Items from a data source

++++

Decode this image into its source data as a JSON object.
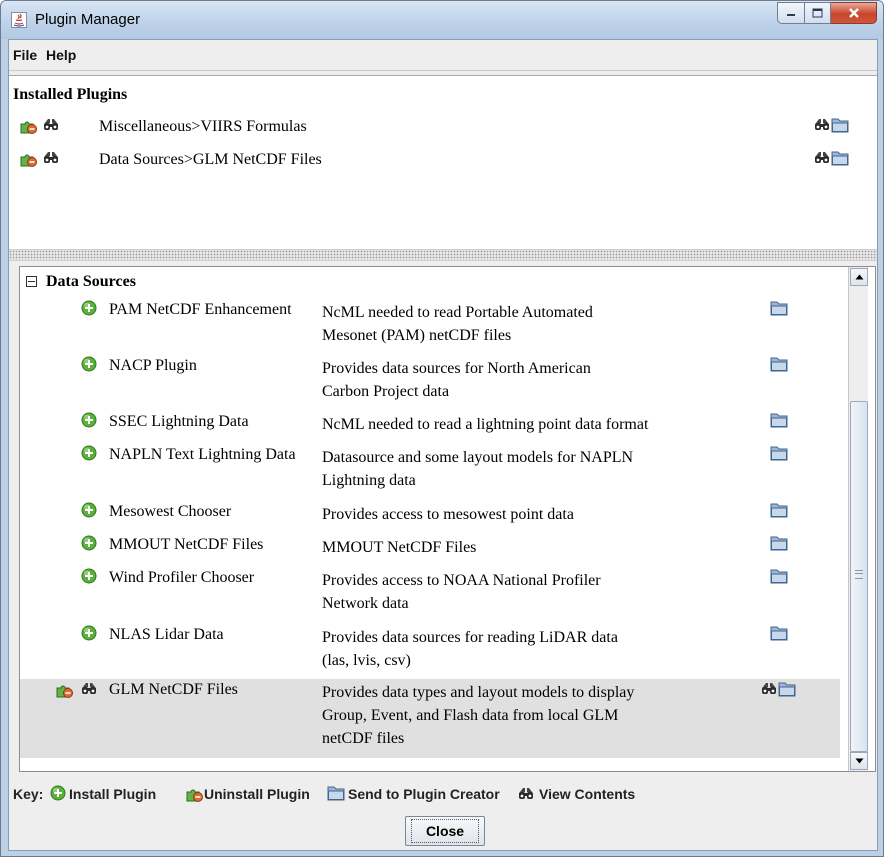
{
  "window": {
    "title": "Plugin Manager"
  },
  "menu": {
    "file": "File",
    "help": "Help"
  },
  "installed": {
    "title": "Installed Plugins",
    "items": [
      {
        "label": "Miscellaneous>VIIRS Formulas"
      },
      {
        "label": "Data Sources>GLM NetCDF Files"
      }
    ]
  },
  "available": {
    "group_label": "Data Sources",
    "plugins": [
      {
        "name": "PAM NetCDF Enhancement",
        "desc": [
          "NcML needed to read Portable Automated",
          "Mesonet (PAM) netCDF files"
        ],
        "installed": false
      },
      {
        "name": "NACP Plugin",
        "desc": [
          "Provides data sources for North American",
          "Carbon Project data"
        ],
        "installed": false
      },
      {
        "name": "SSEC Lightning Data",
        "desc": [
          "NcML needed to read a lightning point data format"
        ],
        "installed": false
      },
      {
        "name": "NAPLN Text Lightning Data",
        "desc": [
          "Datasource and some layout models for NAPLN",
          "Lightning data"
        ],
        "installed": false
      },
      {
        "name": "Mesowest Chooser",
        "desc": [
          "Provides access to mesowest point data"
        ],
        "installed": false
      },
      {
        "name": "MMOUT NetCDF Files",
        "desc": [
          "MMOUT NetCDF Files"
        ],
        "installed": false
      },
      {
        "name": "Wind Profiler Chooser",
        "desc": [
          "Provides access to NOAA National Profiler",
          "Network data"
        ],
        "installed": false
      },
      {
        "name": "NLAS Lidar Data",
        "desc": [
          "Provides data sources for reading LiDAR data",
          "(las, lvis, csv)"
        ],
        "installed": false
      },
      {
        "name": "GLM NetCDF Files",
        "desc": [
          "Provides data types and layout models to display",
          "Group, Event, and Flash data from local GLM",
          "netCDF files"
        ],
        "installed": true
      }
    ]
  },
  "key": {
    "prefix": "Key:",
    "install": "Install Plugin",
    "uninstall": "Uninstall Plugin",
    "send": "Send to Plugin Creator",
    "view": "View Contents"
  },
  "close_label": "Close",
  "icons": {
    "install": "install-plugin-icon",
    "uninstall": "uninstall-plugin-icon",
    "send": "send-to-plugin-creator-icon",
    "view": "view-contents-icon"
  },
  "colors": {
    "title_bar": "#bfd3ea",
    "close_red": "#c7452a",
    "install_green": "#5ab03a",
    "selected_row": "#e0e0e0"
  }
}
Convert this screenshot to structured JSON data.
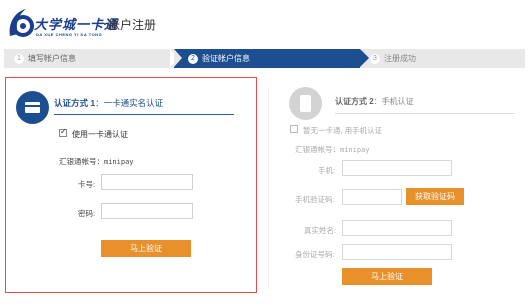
{
  "header": {
    "logo_text": "大学城一卡通",
    "logo_sub": "DA XUE CHENG YI KA TONG",
    "page_title": "帐户注册"
  },
  "steps": [
    {
      "num": "1",
      "label": "填写帐户信息"
    },
    {
      "num": "2",
      "label": "验证帐户信息"
    },
    {
      "num": "3",
      "label": "注册成功"
    }
  ],
  "left_panel": {
    "title_prefix": "认证方式 1",
    "title_suffix": "：一卡通实名认证",
    "checkbox_label": "使用一卡通认证",
    "account_label": "汇银通帐号：",
    "account_value": "minipay",
    "card_label": "卡号:",
    "card_value": "",
    "password_label": "密码:",
    "password_value": "",
    "submit_label": "马上验证"
  },
  "right_panel": {
    "title_prefix": "认证方式 2",
    "title_suffix": "：手机认证",
    "checkbox_label": "暂无一卡通, 用手机认证",
    "account_label": "汇银通帐号：",
    "account_value": "minipay",
    "phone_label": "手机:",
    "phone_value": "",
    "code_label": "手机验证码:",
    "code_value": "",
    "get_code_label": "获取验证码",
    "name_label": "真实姓名:",
    "name_value": "",
    "id_label": "身份证号码:",
    "id_value": "",
    "submit_label": "马上验证"
  },
  "colors": {
    "brand_blue": "#1d4e8f",
    "accent_orange": "#e8912b",
    "highlight_border": "#e05050"
  }
}
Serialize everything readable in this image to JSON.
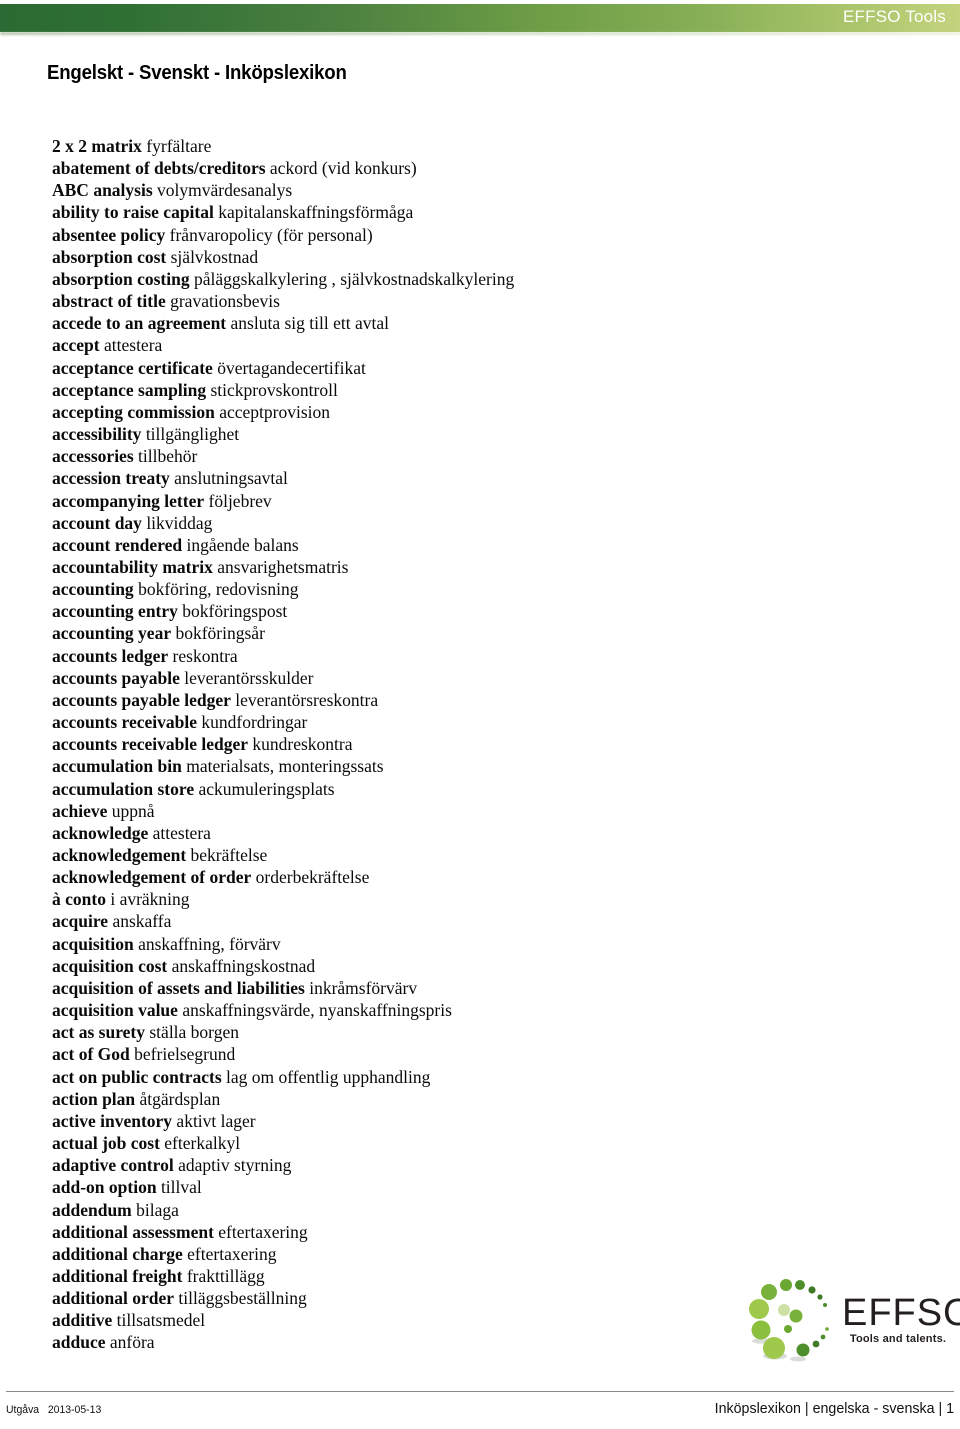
{
  "header": {
    "brand": "EFFSO Tools",
    "gradient_from": "#2b6b33",
    "gradient_to": "#c3d37e"
  },
  "page_title": "Engelskt - Svenskt - Inköpslexikon",
  "glossary": {
    "entries": [
      {
        "term": "2 x 2 matrix",
        "def": "fyrfältare"
      },
      {
        "term": "abatement of debts/creditors",
        "def": "ackord (vid konkurs)"
      },
      {
        "term": "ABC analysis",
        "def": "volymvärdesanalys"
      },
      {
        "term": "ability to raise capital",
        "def": "kapitalanskaffningsförmåga"
      },
      {
        "term": "absentee policy",
        "def": "frånvaropolicy (för personal)"
      },
      {
        "term": "absorption cost",
        "def": "självkostnad"
      },
      {
        "term": "absorption costing",
        "def": "påläggskalkylering , självkostnadskalkylering"
      },
      {
        "term": "abstract of title",
        "def": "gravationsbevis"
      },
      {
        "term": "accede to an agreement",
        "def": "ansluta sig till ett avtal"
      },
      {
        "term": "accept",
        "def": "attestera"
      },
      {
        "term": "acceptance certificate",
        "def": "övertagandecertifikat"
      },
      {
        "term": "acceptance sampling",
        "def": "stickprovskontroll"
      },
      {
        "term": "accepting commission",
        "def": "acceptprovision"
      },
      {
        "term": "accessibility",
        "def": "tillgänglighet"
      },
      {
        "term": "accessories",
        "def": "tillbehör"
      },
      {
        "term": "accession treaty",
        "def": "anslutningsavtal"
      },
      {
        "term": "accompanying letter",
        "def": "följebrev"
      },
      {
        "term": "account day",
        "def": "likviddag"
      },
      {
        "term": "account rendered",
        "def": "ingående balans"
      },
      {
        "term": "accountability matrix",
        "def": "ansvarighetsmatris"
      },
      {
        "term": "accounting",
        "def": "bokföring, redovisning"
      },
      {
        "term": "accounting entry",
        "def": "bokföringspost"
      },
      {
        "term": "accounting year",
        "def": "bokföringsår"
      },
      {
        "term": "accounts ledger",
        "def": "reskontra"
      },
      {
        "term": "accounts payable",
        "def": "leverantörsskulder"
      },
      {
        "term": "accounts payable ledger",
        "def": "leverantörsreskontra"
      },
      {
        "term": "accounts receivable",
        "def": "kundfordringar"
      },
      {
        "term": "accounts receivable ledger",
        "def": "kundreskontra"
      },
      {
        "term": "accumulation bin",
        "def": "materialsats, monteringssats"
      },
      {
        "term": "accumulation store",
        "def": "ackumuleringsplats"
      },
      {
        "term": "achieve",
        "def": "uppnå"
      },
      {
        "term": "acknowledge",
        "def": "attestera"
      },
      {
        "term": "acknowledgement",
        "def": "bekräftelse"
      },
      {
        "term": "acknowledgement of order",
        "def": "orderbekräftelse"
      },
      {
        "term": "à conto",
        "def": "i avräkning"
      },
      {
        "term": "acquire",
        "def": "anskaffa"
      },
      {
        "term": "acquisition",
        "def": "anskaffning, förvärv"
      },
      {
        "term": "acquisition cost",
        "def": "anskaffningskostnad"
      },
      {
        "term": "acquisition of assets and liabilities",
        "def": "inkråmsförvärv"
      },
      {
        "term": "acquisition value",
        "def": "anskaffningsvärde, nyanskaffningspris"
      },
      {
        "term": "act as surety",
        "def": "ställa borgen"
      },
      {
        "term": "act of God",
        "def": "befrielsegrund"
      },
      {
        "term": "act on public contracts",
        "def": "lag om offentlig upphandling"
      },
      {
        "term": "action plan",
        "def": "åtgärdsplan"
      },
      {
        "term": "active inventory",
        "def": "aktivt lager"
      },
      {
        "term": "actual job cost",
        "def": "efterkalkyl"
      },
      {
        "term": "adaptive control",
        "def": "adaptiv styrning"
      },
      {
        "term": "add-on option",
        "def": "tillval"
      },
      {
        "term": "addendum",
        "def": "bilaga"
      },
      {
        "term": "additional assessment",
        "def": "eftertaxering"
      },
      {
        "term": "additional charge",
        "def": "eftertaxering"
      },
      {
        "term": "additional freight",
        "def": "frakttillägg"
      },
      {
        "term": "additional order",
        "def": "tilläggsbeställning"
      },
      {
        "term": "additive",
        "def": "tillsatsmedel"
      },
      {
        "term": "adduce",
        "def": "anföra"
      }
    ]
  },
  "logo": {
    "wordmark": "EFFSO",
    "registered_mark": "®",
    "tagline": "Tools and talents.",
    "dot_colors": [
      "#8cbf3f",
      "#a6cc5a",
      "#6aa832",
      "#4e8f2c",
      "#3f7a25",
      "#b7d678"
    ]
  },
  "footer": {
    "edition_label": "Utgåva",
    "edition_date": "2013-05-13",
    "right_text": "Inköpslexikon | engelska - svenska | 1"
  }
}
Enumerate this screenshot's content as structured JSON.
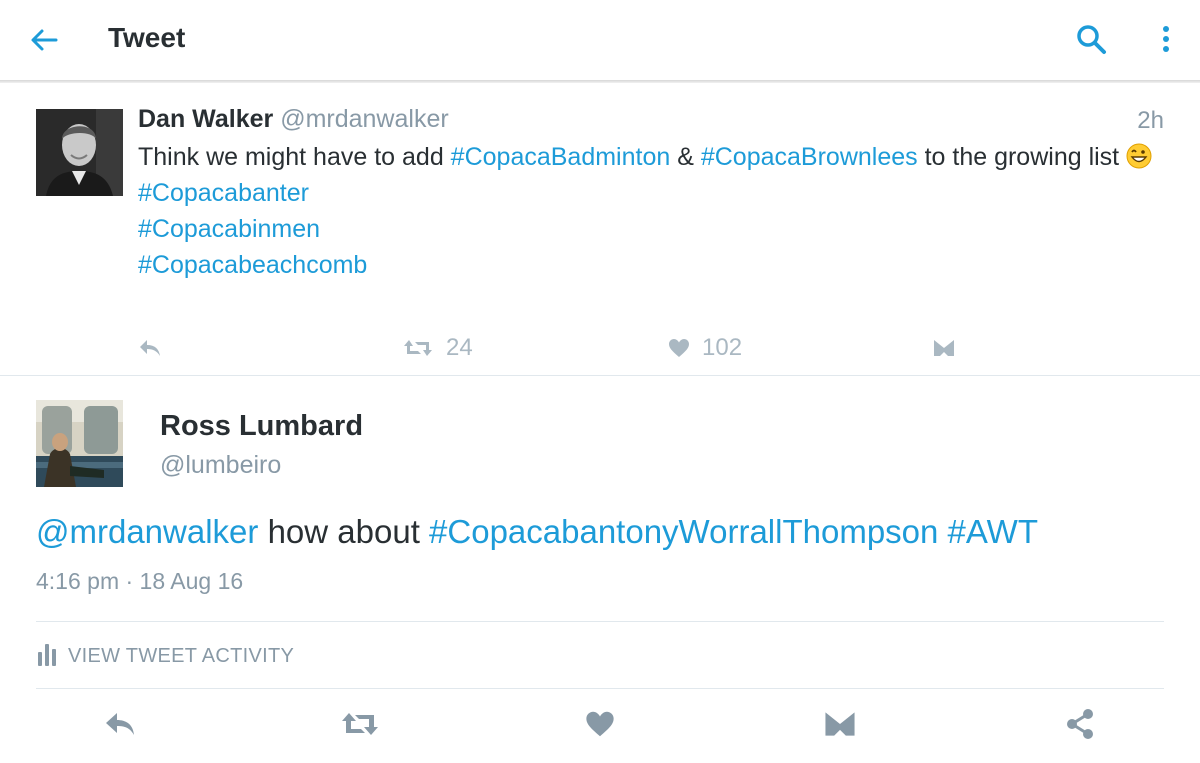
{
  "header": {
    "title": "Tweet",
    "back_icon": "arrow-left-icon",
    "search_icon": "search-icon",
    "more_icon": "more-vertical-icon",
    "accent_color": "#1d9bd8"
  },
  "parent_tweet": {
    "author_name": "Dan Walker",
    "author_handle": "@mrdanwalker",
    "time": "2h",
    "text_parts": {
      "t1": "Think we might have to add ",
      "h1": "#CopacaBadminton",
      "t2": " & ",
      "h2": "#CopacaBrownlees",
      "t3": " to the growing list "
    },
    "hashtags": [
      "#Copacabanter",
      "#Copacabinmen",
      "#Copacabeachcomb"
    ],
    "retweets": "24",
    "likes": "102"
  },
  "main_tweet": {
    "author_name": "Ross Lumbard",
    "author_handle": "@lumbeiro",
    "mention": "@mrdanwalker",
    "text_mid": " how about ",
    "hashtag1": "#CopacabantonyWorrallThompson",
    "hashtag2": "#AWT",
    "timestamp": "4:16 pm · 18 Aug 16",
    "activity_label": "VIEW TWEET ACTIVITY"
  },
  "colors": {
    "link": "#1d9bd8",
    "muted": "#8899a6",
    "icon_light": "#aab8c2",
    "text": "#292f33"
  }
}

++++

* _What you should do_: Write out the lines of the listing from the one that holds "Enumerate this screenshot's" to the very last line, both included, exactly as they appear and without any pictures.

* _Response to this task_:
Enumerate this screenshot's content as structured JSON.
{
  "header": {
    "title": "Tweet",
    "back_icon": "arrow-left-icon",
    "search_icon": "search-icon",
    "more_icon": "more-vertical-icon",
    "accent_color": "#1d9bd8"
  },
  "parent_tweet": {
    "author_name": "Dan Walker",
    "author_handle": "@mrdanwalker",
    "time": "2h",
    "text_parts": {
      "t1": "Think we might have to add ",
      "h1": "#CopacaBadminton",
      "t2": " & ",
      "h2": "#CopacaBrownlees",
      "t3": " to the growing list "
    },
    "hashtags": [
      "#Copacabanter",
      "#Copacabinmen",
      "#Copacabeachcomb"
    ],
    "retweets": "24",
    "likes": "102"
  },
  "main_tweet": {
    "author_name": "Ross Lumbard",
    "author_handle": "@lumbeiro",
    "mention": "@mrdanwalker",
    "text_mid": " how about ",
    "hashtag1": "#CopacabantonyWorrallThompson",
    "hashtag2": "#AWT",
    "timestamp": "4:16 pm · 18 Aug 16",
    "activity_label": "VIEW TWEET ACTIVITY"
  },
  "colors": {
    "link": "#1d9bd8",
    "muted": "#8899a6",
    "icon_light": "#aab8c2",
    "text": "#292f33"
  }
}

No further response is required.